Exercise brief: Edit the rows below, replacing each "Polygon shape" with "Shape" and leaving everything else as it is.

Material for this exercise:
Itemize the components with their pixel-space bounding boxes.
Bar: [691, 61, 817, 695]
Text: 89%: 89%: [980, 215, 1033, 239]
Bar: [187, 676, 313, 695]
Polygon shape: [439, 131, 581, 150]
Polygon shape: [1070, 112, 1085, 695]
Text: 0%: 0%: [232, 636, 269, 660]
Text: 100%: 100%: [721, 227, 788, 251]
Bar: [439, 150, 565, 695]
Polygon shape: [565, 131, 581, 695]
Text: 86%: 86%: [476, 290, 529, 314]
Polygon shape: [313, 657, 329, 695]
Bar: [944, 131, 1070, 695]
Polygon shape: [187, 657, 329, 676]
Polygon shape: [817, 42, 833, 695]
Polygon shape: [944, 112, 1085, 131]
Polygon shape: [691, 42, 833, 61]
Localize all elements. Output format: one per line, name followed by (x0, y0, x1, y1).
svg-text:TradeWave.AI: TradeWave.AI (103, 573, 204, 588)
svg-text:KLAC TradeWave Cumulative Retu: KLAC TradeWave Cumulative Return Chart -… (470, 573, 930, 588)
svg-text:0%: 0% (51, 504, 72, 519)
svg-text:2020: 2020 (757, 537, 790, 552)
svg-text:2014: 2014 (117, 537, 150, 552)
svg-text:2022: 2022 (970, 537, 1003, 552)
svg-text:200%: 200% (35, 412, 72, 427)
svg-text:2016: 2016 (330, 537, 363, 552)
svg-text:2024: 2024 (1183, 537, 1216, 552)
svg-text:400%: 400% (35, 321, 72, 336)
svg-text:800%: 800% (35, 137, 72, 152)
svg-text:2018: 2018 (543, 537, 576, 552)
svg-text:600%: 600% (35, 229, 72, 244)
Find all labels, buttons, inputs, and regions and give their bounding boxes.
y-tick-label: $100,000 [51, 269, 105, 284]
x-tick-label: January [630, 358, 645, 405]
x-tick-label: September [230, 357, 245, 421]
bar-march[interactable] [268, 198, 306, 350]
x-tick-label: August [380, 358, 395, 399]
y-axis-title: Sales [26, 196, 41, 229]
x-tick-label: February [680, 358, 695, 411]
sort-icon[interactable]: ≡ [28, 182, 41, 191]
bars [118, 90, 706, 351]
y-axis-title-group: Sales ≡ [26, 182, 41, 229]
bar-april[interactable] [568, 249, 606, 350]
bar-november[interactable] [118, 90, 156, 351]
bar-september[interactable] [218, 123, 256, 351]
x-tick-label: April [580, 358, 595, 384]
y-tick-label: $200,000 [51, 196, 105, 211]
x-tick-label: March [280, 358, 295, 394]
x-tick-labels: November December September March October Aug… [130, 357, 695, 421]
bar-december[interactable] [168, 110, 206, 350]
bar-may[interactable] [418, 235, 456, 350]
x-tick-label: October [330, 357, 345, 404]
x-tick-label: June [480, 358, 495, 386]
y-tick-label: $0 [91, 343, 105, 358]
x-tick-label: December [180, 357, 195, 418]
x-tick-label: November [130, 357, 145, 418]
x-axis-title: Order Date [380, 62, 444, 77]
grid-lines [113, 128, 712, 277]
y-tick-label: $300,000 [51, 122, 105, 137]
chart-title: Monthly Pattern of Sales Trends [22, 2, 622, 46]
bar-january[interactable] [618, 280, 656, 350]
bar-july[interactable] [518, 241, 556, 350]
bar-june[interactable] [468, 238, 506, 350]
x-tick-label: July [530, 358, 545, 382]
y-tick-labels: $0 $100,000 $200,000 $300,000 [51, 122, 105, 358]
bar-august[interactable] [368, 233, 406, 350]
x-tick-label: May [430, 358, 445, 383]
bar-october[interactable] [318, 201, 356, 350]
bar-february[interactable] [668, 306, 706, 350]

Exercise result:
Itemize the components with their pixel-space bounding boxes.
Bar: [691, 61, 817, 695]
Text: 89%: 89%: [980, 215, 1033, 239]
Bar: [187, 676, 313, 695]
Shape: [439, 131, 581, 150]
Shape: [1070, 112, 1085, 695]
Text: 0%: 0%: [232, 636, 269, 660]
Text: 100%: 100%: [721, 227, 788, 251]
Bar: [439, 150, 565, 695]
Shape: [565, 131, 581, 695]
Text: 86%: 86%: [476, 290, 529, 314]
Shape: [313, 657, 329, 695]
Bar: [944, 131, 1070, 695]
Shape: [187, 657, 329, 676]
Shape: [817, 42, 833, 695]
Shape: [944, 112, 1085, 131]
Shape: [691, 42, 833, 61]
Localize all elements. Output format: one per line, name followed by (x0, y0, x1, y1).
svg-text:TradeWave.AI: TradeWave.AI (103, 573, 204, 588)
svg-text:KLAC TradeWave Cumulative Retu: KLAC TradeWave Cumulative Return Chart -… (470, 573, 930, 588)
svg-text:0%: 0% (51, 504, 72, 519)
svg-text:2020: 2020 (757, 537, 790, 552)
svg-text:2014: 2014 (117, 537, 150, 552)
svg-text:2022: 2022 (970, 537, 1003, 552)
svg-text:200%: 200% (35, 412, 72, 427)
svg-text:2016: 2016 (330, 537, 363, 552)
svg-text:2024: 2024 (1183, 537, 1216, 552)
svg-text:400%: 400% (35, 321, 72, 336)
svg-text:800%: 800% (35, 137, 72, 152)
svg-text:2018: 2018 (543, 537, 576, 552)
svg-text:600%: 600% (35, 229, 72, 244)
Find all labels, buttons, inputs, and regions and give their bounding boxes.
y-tick-label: $100,000 [51, 269, 105, 284]
x-tick-label: January [630, 358, 645, 405]
x-tick-label: September [230, 357, 245, 421]
bar-march[interactable] [268, 198, 306, 350]
x-tick-label: August [380, 358, 395, 399]
y-axis-title: Sales [26, 196, 41, 229]
x-tick-label: February [680, 358, 695, 411]
sort-icon[interactable]: ≡ [28, 182, 41, 191]
bars [118, 90, 706, 351]
y-axis-title-group: Sales ≡ [26, 182, 41, 229]
bar-april[interactable] [568, 249, 606, 350]
bar-november[interactable] [118, 90, 156, 351]
bar-september[interactable] [218, 123, 256, 351]
x-tick-label: April [580, 358, 595, 384]
y-tick-label: $200,000 [51, 196, 105, 211]
x-tick-label: March [280, 358, 295, 394]
x-tick-labels: November December September March October Aug… [130, 357, 695, 421]
bar-december[interactable] [168, 110, 206, 350]
bar-may[interactable] [418, 235, 456, 350]
x-tick-label: October [330, 357, 345, 404]
x-tick-label: June [480, 358, 495, 386]
y-tick-label: $0 [91, 343, 105, 358]
x-tick-label: December [180, 357, 195, 418]
x-tick-label: November [130, 357, 145, 418]
x-axis-title: Order Date [380, 62, 444, 77]
grid-lines [113, 128, 712, 277]
y-tick-label: $300,000 [51, 122, 105, 137]
chart-title: Monthly Pattern of Sales Trends [22, 2, 622, 46]
bar-january[interactable] [618, 280, 656, 350]
bar-july[interactable] [518, 241, 556, 350]
bar-june[interactable] [468, 238, 506, 350]
x-tick-label: July [530, 358, 545, 382]
y-tick-labels: $0 $100,000 $200,000 $300,000 [51, 122, 105, 358]
bar-august[interactable] [368, 233, 406, 350]
x-tick-label: May [430, 358, 445, 383]
bar-october[interactable] [318, 201, 356, 350]
bar-february[interactable] [668, 306, 706, 350]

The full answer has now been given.